## Activity
A verbatim copy of the listing is what is needed, minus any pictures.

## Task data
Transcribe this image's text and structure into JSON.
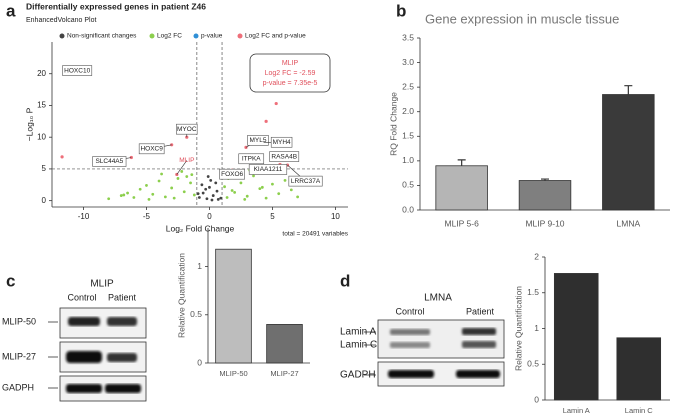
{
  "panel_labels": [
    "a",
    "b",
    "c",
    "d"
  ],
  "chart_data": [
    {
      "type": "scatter",
      "title": "Differentially expressed genes in patient Z46",
      "subtitle": "EnhancedVolcano Plot",
      "xlabel": "Log₂ Fold Change",
      "ylabel": "−Log₁₀ P",
      "caption": "total = 20491 variables",
      "annotation": [
        "MLIP",
        "Log2 FC = -2.59",
        "p-value = 7.35e-5"
      ],
      "xlim": [
        -12.5,
        11
      ],
      "ylim": [
        -1,
        25
      ],
      "xticks": [
        -10,
        -5,
        0,
        5,
        10
      ],
      "yticks": [
        0,
        5,
        10,
        15,
        20
      ],
      "vlines": [
        -1,
        1
      ],
      "hline": 5,
      "series": [
        {
          "name": "Non-significant changes",
          "color": "#444444",
          "x": [
            -0.8,
            -0.5,
            -0.2,
            0,
            0.3,
            0.6,
            0.9,
            -0.6,
            0.1,
            0.5,
            -0.3,
            0.7,
            -0.9,
            0.2,
            -0.1
          ],
          "y": [
            0.5,
            1.2,
            0.3,
            2.1,
            0.8,
            1.5,
            0.4,
            2.5,
            3.2,
            2.8,
            1.8,
            0.2,
            1.1,
            0.1,
            3.8
          ]
        },
        {
          "name": "Log2 FC",
          "color": "#8ccf4d",
          "x": [
            -8,
            -7,
            -6.5,
            -6,
            -5.5,
            -5,
            -4.5,
            -4,
            -3.5,
            -3,
            -2.5,
            -2,
            -1.5,
            -1.2,
            -3.8,
            -2.2,
            -1.8,
            -4.8,
            1.2,
            1.5,
            2,
            2.5,
            3,
            3.5,
            4,
            4.5,
            5,
            5.5,
            6,
            7,
            2.2,
            3.2,
            1.8,
            4.2,
            2.8,
            -2.8,
            -1.4,
            1.4,
            -6.8,
            6.5
          ],
          "y": [
            0.3,
            0.8,
            1.2,
            0.5,
            1.8,
            2.4,
            1,
            3.1,
            0.6,
            2,
            3.5,
            1.4,
            2.8,
            0.9,
            4.2,
            4.6,
            3.8,
            0.2,
            2.2,
            3.5,
            1.3,
            2.8,
            0.7,
            3.9,
            1.9,
            0.4,
            2.6,
            1.1,
            3.2,
            0.6,
            4.4,
            4.8,
            1.6,
            2.1,
            0.2,
            0.4,
            4.1,
            0.5,
            0.9,
            1.7
          ]
        },
        {
          "name": "p-value",
          "color": "#2f8fd6",
          "x": [],
          "y": []
        },
        {
          "name": "Log2 FC and p-value",
          "color": "#ee6f7a",
          "x": [
            -10.5,
            -6.2,
            -3,
            -1.8,
            -2.59,
            2.9,
            4.3,
            3,
            5.3,
            5.6,
            1.8,
            6.2,
            5.3,
            -11.7,
            4.5
          ],
          "y": [
            20.5,
            6.8,
            8.8,
            10,
            4.13,
            8.4,
            9.2,
            6.6,
            7.1,
            5.7,
            4.8,
            5.6,
            15.3,
            6.9,
            12.5
          ],
          "labels": [
            "HOXC10",
            "SLC44A5",
            "HOXC9",
            "MYOC",
            "MLIP",
            "MYL5",
            "MYH4",
            "ITPKA",
            "RASA4B",
            "KIAA1211",
            "FOXO6",
            "LRRC37A",
            null,
            null,
            null
          ]
        }
      ]
    },
    {
      "type": "bar",
      "title": "Gene expression in muscle tissue",
      "ylabel": "RQ Fold Change",
      "categories": [
        "MLIP 5-6",
        "MLIP 9-10",
        "LMNA"
      ],
      "values": [
        0.9,
        0.6,
        2.35
      ],
      "errors": [
        0.12,
        0.03,
        0.18
      ],
      "colors": [
        "#b5b5b5",
        "#7f7f7f",
        "#3a3a3a"
      ],
      "ylim": [
        0,
        3.5
      ],
      "yticks": [
        {
          "value": 0,
          "label": "0.0"
        },
        0.5,
        {
          "value": 1,
          "label": "1.0"
        },
        1.5,
        {
          "value": 2,
          "label": "2.0"
        },
        2.5,
        {
          "value": 3,
          "label": "3.0"
        },
        3.5
      ]
    },
    {
      "type": "bar",
      "ylabel": "Relative Quantification",
      "categories": [
        "MLIP-50",
        "MLIP-27"
      ],
      "values": [
        1.18,
        0.4
      ],
      "colors": [
        "#bdbdbd",
        "#6f6f6f"
      ],
      "ylim": [
        0,
        1.4
      ],
      "yticks": [
        0,
        0.5,
        1
      ]
    },
    {
      "type": "bar",
      "ylabel": "Relative Quantification",
      "categories": [
        "Lamin A",
        "Lamin C"
      ],
      "values": [
        1.77,
        0.87
      ],
      "colors": [
        "#2f2f2f",
        "#2f2f2f"
      ],
      "ylim": [
        0,
        2
      ],
      "yticks": [
        0,
        0.5,
        1,
        1.5,
        2
      ]
    }
  ],
  "blots": [
    {
      "title": "MLIP",
      "lanes": [
        "Control",
        "Patient"
      ],
      "rows": [
        "MLIP-50",
        "MLIP-27",
        "GADPH"
      ]
    },
    {
      "title": "LMNA",
      "lanes": [
        "Control",
        "Patient"
      ],
      "rows": [
        "Lamin A",
        "Lamin C",
        "GADPH"
      ]
    }
  ]
}
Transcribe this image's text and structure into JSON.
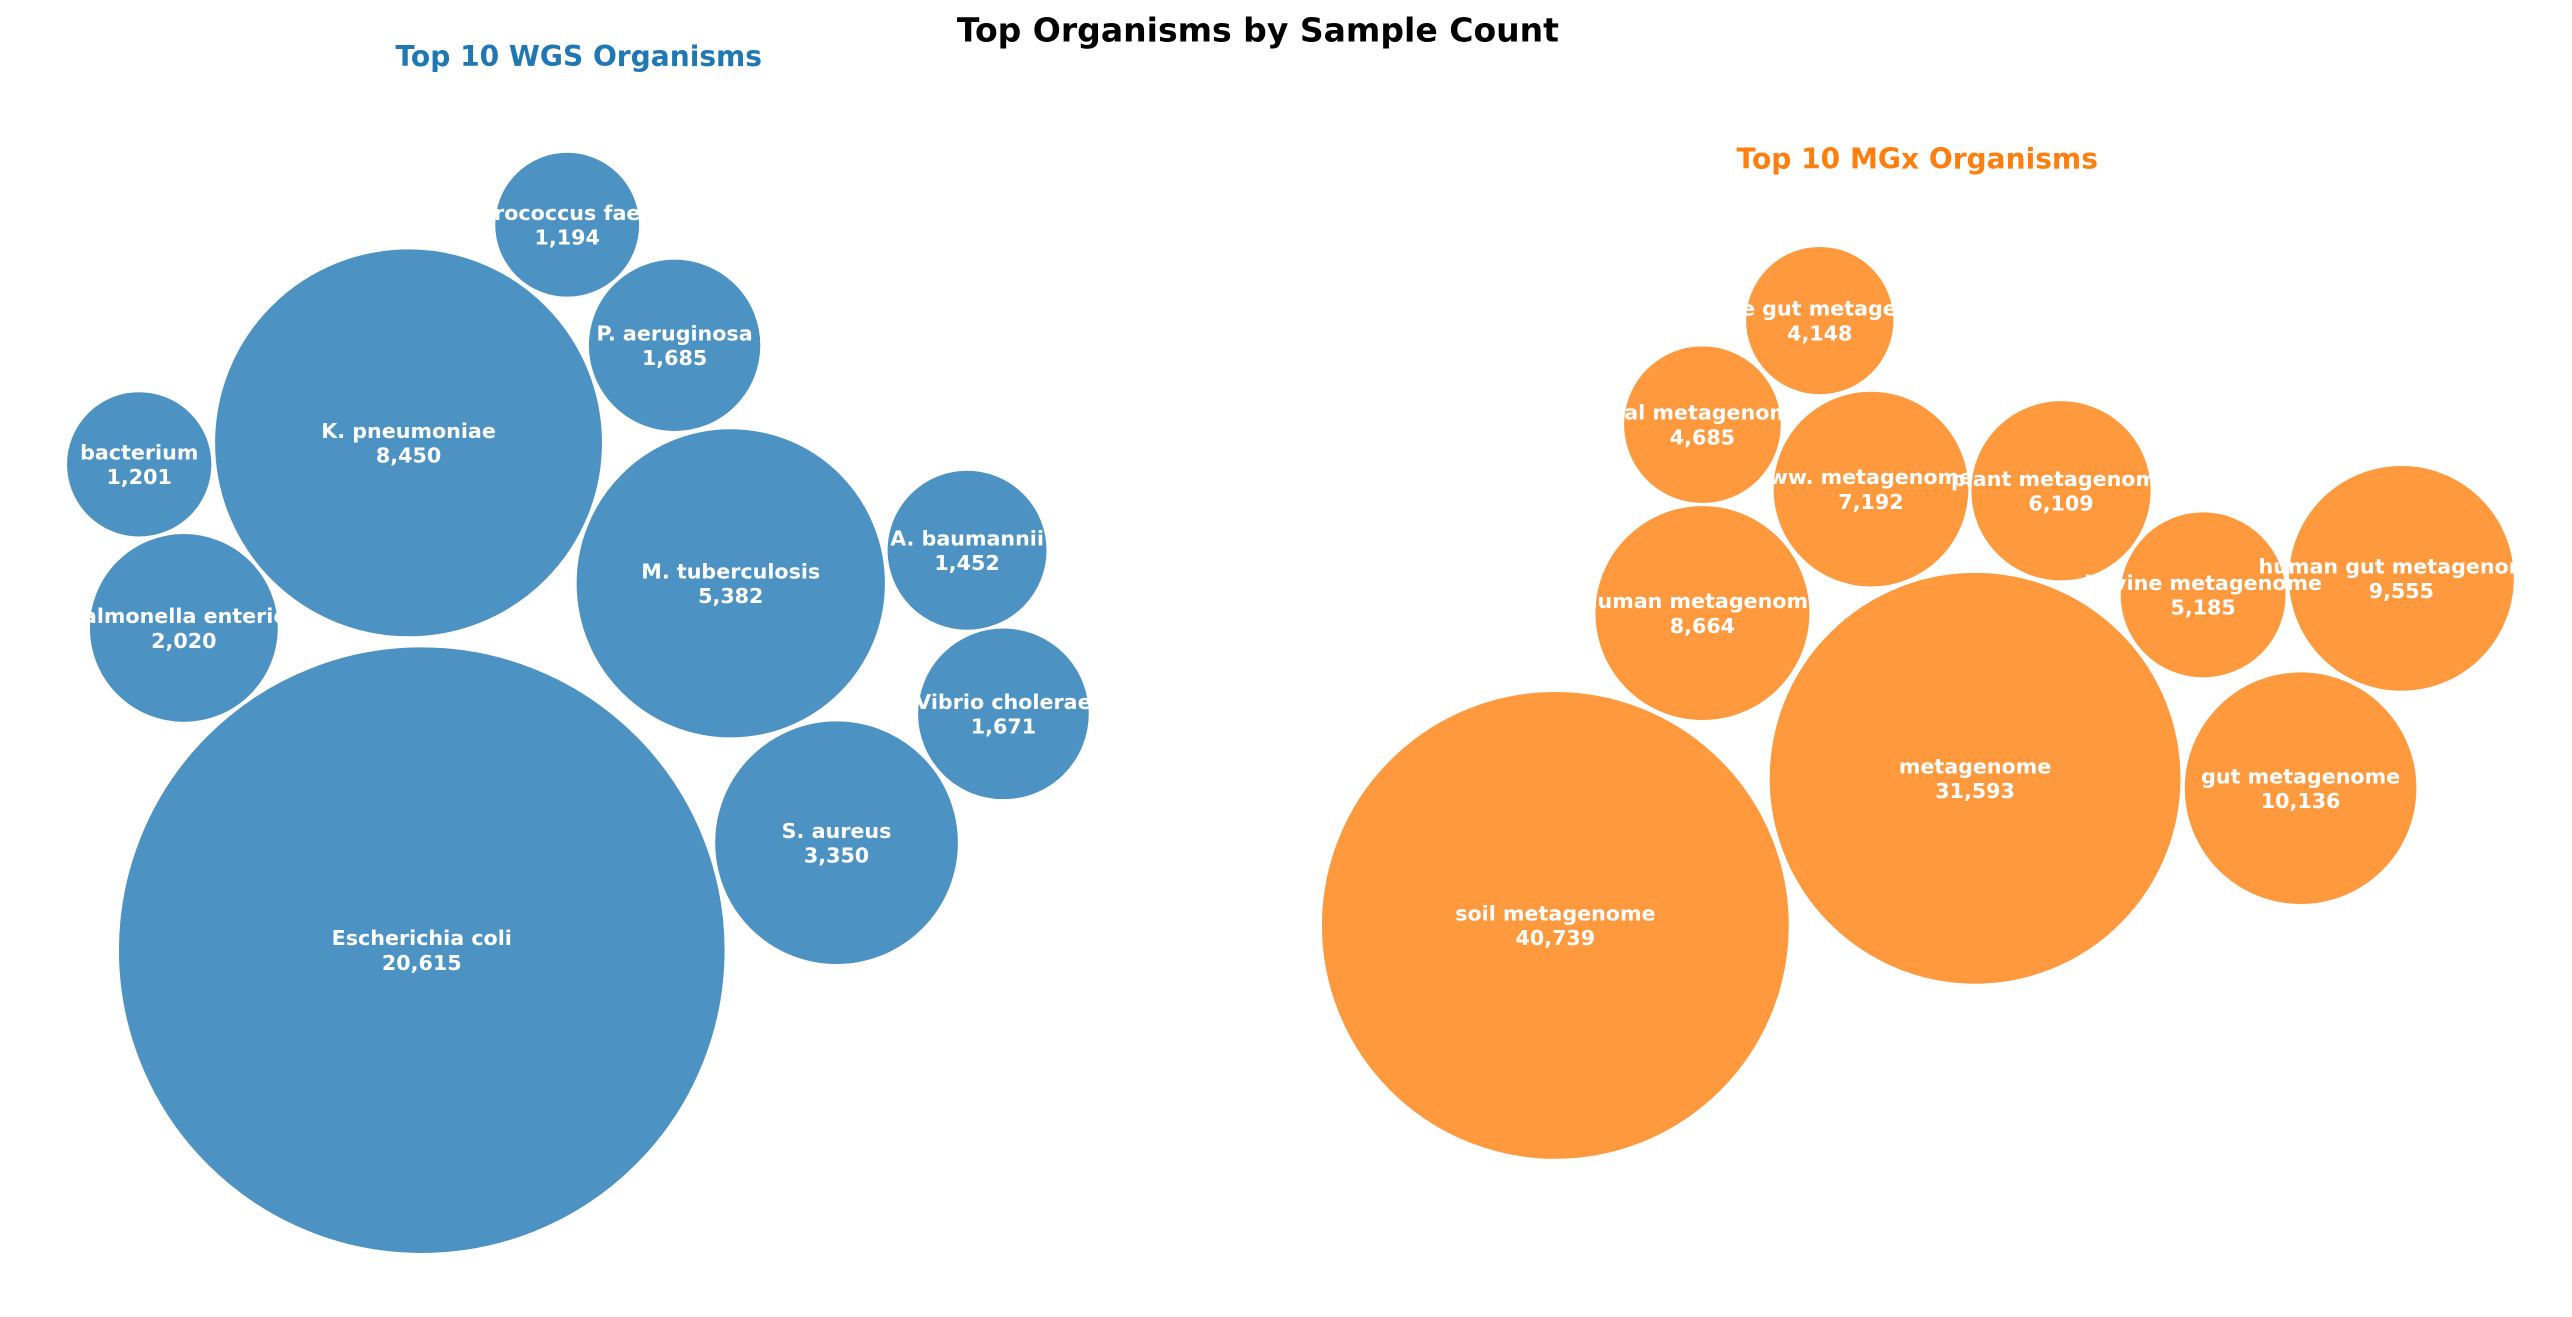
{
  "title": "Top Organisms by Sample Count",
  "chart_data": [
    {
      "type": "bubble",
      "title": "Top 10 WGS Organisms",
      "title_color": "#1f77b4",
      "fill_color": "#4c92c3",
      "categories": [
        "Escherichia coli",
        "K. pneumoniae",
        "M. tuberculosis",
        "S. aureus",
        "Salmonella enterica",
        "P. aeruginosa",
        "Vibrio cholerae",
        "A. baumannii",
        "bacterium",
        "Enterococcus faecalis"
      ],
      "values": [
        20615,
        8450,
        5382,
        3350,
        2020,
        1685,
        1671,
        1452,
        1201,
        1194
      ],
      "value_labels": [
        "20,615",
        "8,450",
        "5,382",
        "3,350",
        "2,020",
        "1,685",
        "1,671",
        "1,452",
        "1,201",
        "1,194"
      ]
    },
    {
      "type": "bubble",
      "title": "Top 10 MGx Organisms",
      "title_color": "#ff7f0e",
      "fill_color": "#ff993e",
      "categories": [
        "soil metagenome",
        "metagenome",
        "gut metagenome",
        "human gut metagenome",
        "human metagenome",
        "ww. metagenome",
        "plant metagenome",
        "bovine metagenome",
        "oral metagenome",
        "mouse gut metagenome"
      ],
      "values": [
        40739,
        31593,
        10136,
        9555,
        8664,
        7192,
        6109,
        5185,
        4685,
        4148
      ],
      "value_labels": [
        "40,739",
        "31,593",
        "10,136",
        "9,555",
        "8,664",
        "7,192",
        "6,109",
        "5,185",
        "4,685",
        "4,148"
      ]
    }
  ]
}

## Task solution
Transcribe this image's text and structure into JSON.
{
  "panel_labels": [
    "a",
    "b",
    "c",
    "d"
  ],
  "chart_data": [
    {
      "type": "scatter",
      "title": "Differentially expressed genes in patient Z46",
      "subtitle": "EnhancedVolcano Plot",
      "xlabel": "Log₂ Fold Change",
      "ylabel": "−Log₁₀ P",
      "caption": "total = 20491 variables",
      "annotation": [
        "MLIP",
        "Log2 FC = -2.59",
        "p-value = 7.35e-5"
      ],
      "xlim": [
        -12.5,
        11
      ],
      "ylim": [
        -1,
        25
      ],
      "xticks": [
        -10,
        -5,
        0,
        5,
        10
      ],
      "yticks": [
        0,
        5,
        10,
        15,
        20
      ],
      "vlines": [
        -1,
        1
      ],
      "hline": 5,
      "series": [
        {
          "name": "Non-significant changes",
          "color": "#444444",
          "x": [
            -0.8,
            -0.5,
            -0.2,
            0,
            0.3,
            0.6,
            0.9,
            -0.6,
            0.1,
            0.5,
            -0.3,
            0.7,
            -0.9,
            0.2,
            -0.1
          ],
          "y": [
            0.5,
            1.2,
            0.3,
            2.1,
            0.8,
            1.5,
            0.4,
            2.5,
            3.2,
            2.8,
            1.8,
            0.2,
            1.1,
            0.1,
            3.8
          ]
        },
        {
          "name": "Log2 FC",
          "color": "#8ccf4d",
          "x": [
            -8,
            -7,
            -6.5,
            -6,
            -5.5,
            -5,
            -4.5,
            -4,
            -3.5,
            -3,
            -2.5,
            -2,
            -1.5,
            -1.2,
            -3.8,
            -2.2,
            -1.8,
            -4.8,
            1.2,
            1.5,
            2,
            2.5,
            3,
            3.5,
            4,
            4.5,
            5,
            5.5,
            6,
            7,
            2.2,
            3.2,
            1.8,
            4.2,
            2.8,
            -2.8,
            -1.4,
            1.4,
            -6.8,
            6.5
          ],
          "y": [
            0.3,
            0.8,
            1.2,
            0.5,
            1.8,
            2.4,
            1,
            3.1,
            0.6,
            2,
            3.5,
            1.4,
            2.8,
            0.9,
            4.2,
            4.6,
            3.8,
            0.2,
            2.2,
            3.5,
            1.3,
            2.8,
            0.7,
            3.9,
            1.9,
            0.4,
            2.6,
            1.1,
            3.2,
            0.6,
            4.4,
            4.8,
            1.6,
            2.1,
            0.2,
            0.4,
            4.1,
            0.5,
            0.9,
            1.7
          ]
        },
        {
          "name": "p-value",
          "color": "#2f8fd6",
          "x": [],
          "y": []
        },
        {
          "name": "Log2 FC and p-value",
          "color": "#ee6f7a",
          "x": [
            -10.5,
            -6.2,
            -3,
            -1.8,
            -2.59,
            2.9,
            4.3,
            3,
            5.3,
            5.6,
            1.8,
            6.2,
            5.3,
            -11.7,
            4.5
          ],
          "y": [
            20.5,
            6.8,
            8.8,
            10,
            4.13,
            8.4,
            9.2,
            6.6,
            7.1,
            5.7,
            4.8,
            5.6,
            15.3,
            6.9,
            12.5
          ],
          "labels": [
            "HOXC10",
            "SLC44A5",
            "HOXC9",
            "MYOC",
            "MLIP",
            "MYL5",
            "MYH4",
            "ITPKA",
            "RASA4B",
            "KIAA1211",
            "FOXO6",
            "LRRC37A",
            null,
            null,
            null
          ]
        }
      ]
    },
    {
      "type": "bar",
      "title": "Gene expression in muscle tissue",
      "ylabel": "RQ Fold Change",
      "categories": [
        "MLIP 5-6",
        "MLIP 9-10",
        "LMNA"
      ],
      "values": [
        0.9,
        0.6,
        2.35
      ],
      "errors": [
        0.12,
        0.03,
        0.18
      ],
      "colors": [
        "#b5b5b5",
        "#7f7f7f",
        "#3a3a3a"
      ],
      "ylim": [
        0,
        3.5
      ],
      "yticks": [
        {
          "value": 0,
          "label": "0.0"
        },
        0.5,
        {
          "value": 1,
          "label": "1.0"
        },
        1.5,
        {
          "value": 2,
          "label": "2.0"
        },
        2.5,
        {
          "value": 3,
          "label": "3.0"
        },
        3.5
      ]
    },
    {
      "type": "bar",
      "ylabel": "Relative Quantification",
      "categories": [
        "MLIP-50",
        "MLIP-27"
      ],
      "values": [
        1.18,
        0.4
      ],
      "colors": [
        "#bdbdbd",
        "#6f6f6f"
      ],
      "ylim": [
        0,
        1.4
      ],
      "yticks": [
        0,
        0.5,
        1
      ]
    },
    {
      "type": "bar",
      "ylabel": "Relative Quantification",
      "categories": [
        "Lamin A",
        "Lamin C"
      ],
      "values": [
        1.77,
        0.87
      ],
      "colors": [
        "#2f2f2f",
        "#2f2f2f"
      ],
      "ylim": [
        0,
        2
      ],
      "yticks": [
        0,
        0.5,
        1,
        1.5,
        2
      ]
    }
  ],
  "blots": [
    {
      "title": "MLIP",
      "lanes": [
        "Control",
        "Patient"
      ],
      "rows": [
        "MLIP-50",
        "MLIP-27",
        "GADPH"
      ]
    },
    {
      "title": "LMNA",
      "lanes": [
        "Control",
        "Patient"
      ],
      "rows": [
        "Lamin A",
        "Lamin C",
        "GADPH"
      ]
    }
  ]
}
Transcribe this image's text and structure into JSON.
{
  "title": "Top Organisms by Sample Count",
  "chart_data": [
    {
      "type": "bubble",
      "title": "Top 10 WGS Organisms",
      "title_color": "#1f77b4",
      "fill_color": "#4c92c3",
      "categories": [
        "Escherichia coli",
        "K. pneumoniae",
        "M. tuberculosis",
        "S. aureus",
        "Salmonella enterica",
        "P. aeruginosa",
        "Vibrio cholerae",
        "A. baumannii",
        "bacterium",
        "Enterococcus faecalis"
      ],
      "values": [
        20615,
        8450,
        5382,
        3350,
        2020,
        1685,
        1671,
        1452,
        1201,
        1194
      ],
      "value_labels": [
        "20,615",
        "8,450",
        "5,382",
        "3,350",
        "2,020",
        "1,685",
        "1,671",
        "1,452",
        "1,201",
        "1,194"
      ]
    },
    {
      "type": "bubble",
      "title": "Top 10 MGx Organisms",
      "title_color": "#ff7f0e",
      "fill_color": "#ff993e",
      "categories": [
        "soil metagenome",
        "metagenome",
        "gut metagenome",
        "human gut metagenome",
        "human metagenome",
        "ww. metagenome",
        "plant metagenome",
        "bovine metagenome",
        "oral metagenome",
        "mouse gut metagenome"
      ],
      "values": [
        40739,
        31593,
        10136,
        9555,
        8664,
        7192,
        6109,
        5185,
        4685,
        4148
      ],
      "value_labels": [
        "40,739",
        "31,593",
        "10,136",
        "9,555",
        "8,664",
        "7,192",
        "6,109",
        "5,185",
        "4,685",
        "4,148"
      ]
    }
  ]
}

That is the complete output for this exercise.